▶ _REQUEST_
Produce an exact copy of all the data below, dropping every image.

--- Start of LISTING ---

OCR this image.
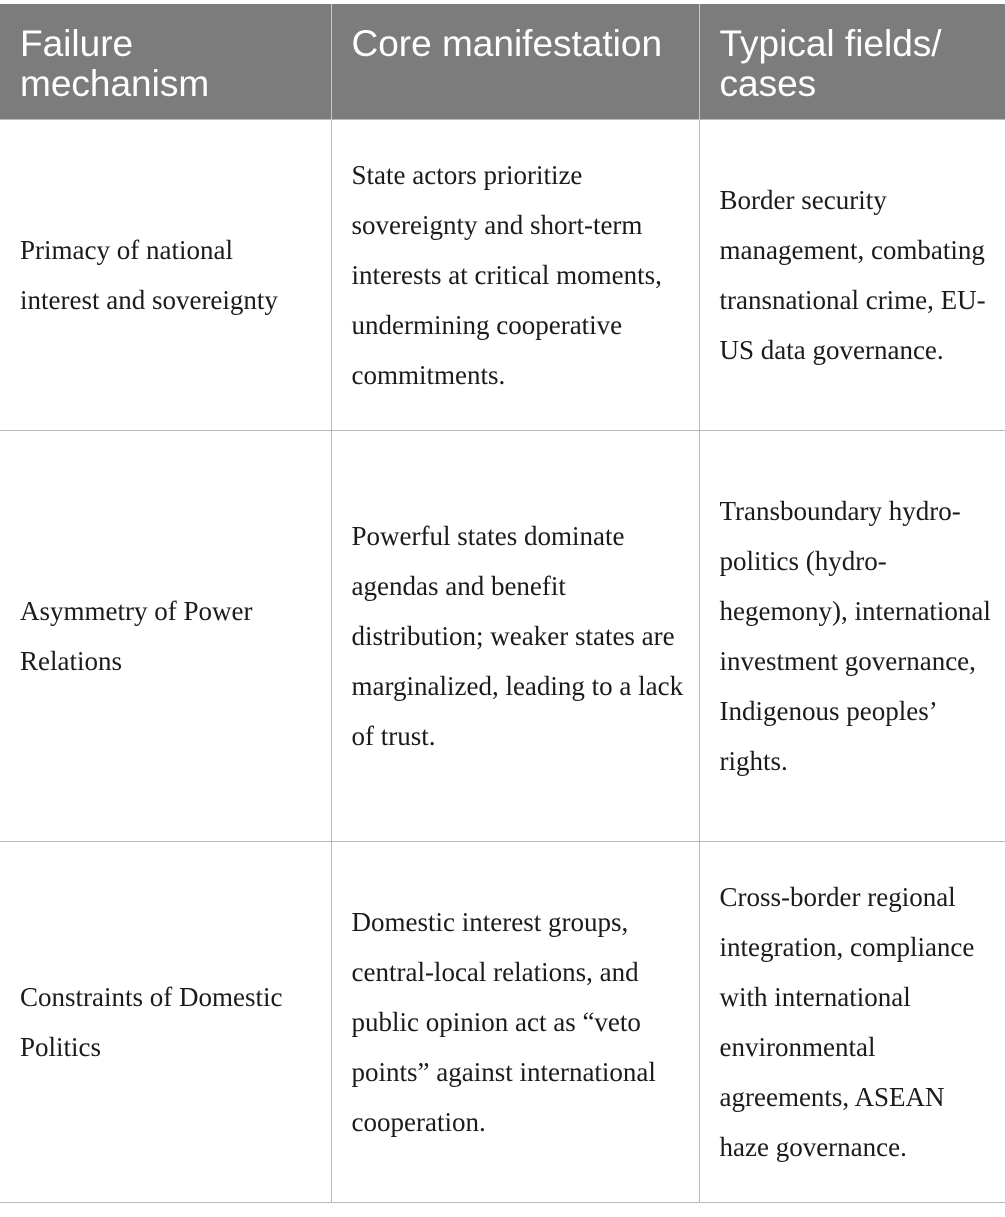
Failure mechanism	Core manifestation	Typical fields/ cases
Primacy of national interest and sovereignty	State actors prioritize sovereignty and short-term interests at critical moments, undermining cooperative commitments.	Border security management, combating transnational crime, EU-US data governance.
Asymmetry of Power Relations	Powerful states dominate agendas and benefit distribution; weaker states are marginalized, leading to a lack of trust.	Transboundary hydro-politics (hydro-hegemony), international investment governance, Indigenous peoples’ rights.
Constraints of Domestic Politics	Domestic interest groups, central-local relations, and public opinion act as “veto points” against international cooperation.	Cross-border regional integration, compliance with international environmental agreements, ASEAN haze governance.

--- End of LISTING ---

▶ _WRITTEN RESPONSE_
OCR this image.
Failure mechanism	Core manifestation	Typical fields/ cases
Primacy of national interest and sovereignty	State actors prioritize sovereignty and short-term interests at critical moments, undermining cooperative commitments.	Border security management, combating transnational crime, EU-US data governance.
Asymmetry of Power Relations	Powerful states dominate agendas and benefit distribution; weaker states are marginalized, leading to a lack of trust.	Transboundary hydro-politics (hydro-hegemony), international investment governance, Indigenous peoples’ rights.
Constraints of Domestic Politics	Domestic interest groups, central-local relations, and public opinion act as “veto points” against international cooperation.	Cross-border regional integration, compliance with international environmental agreements, ASEAN haze governance.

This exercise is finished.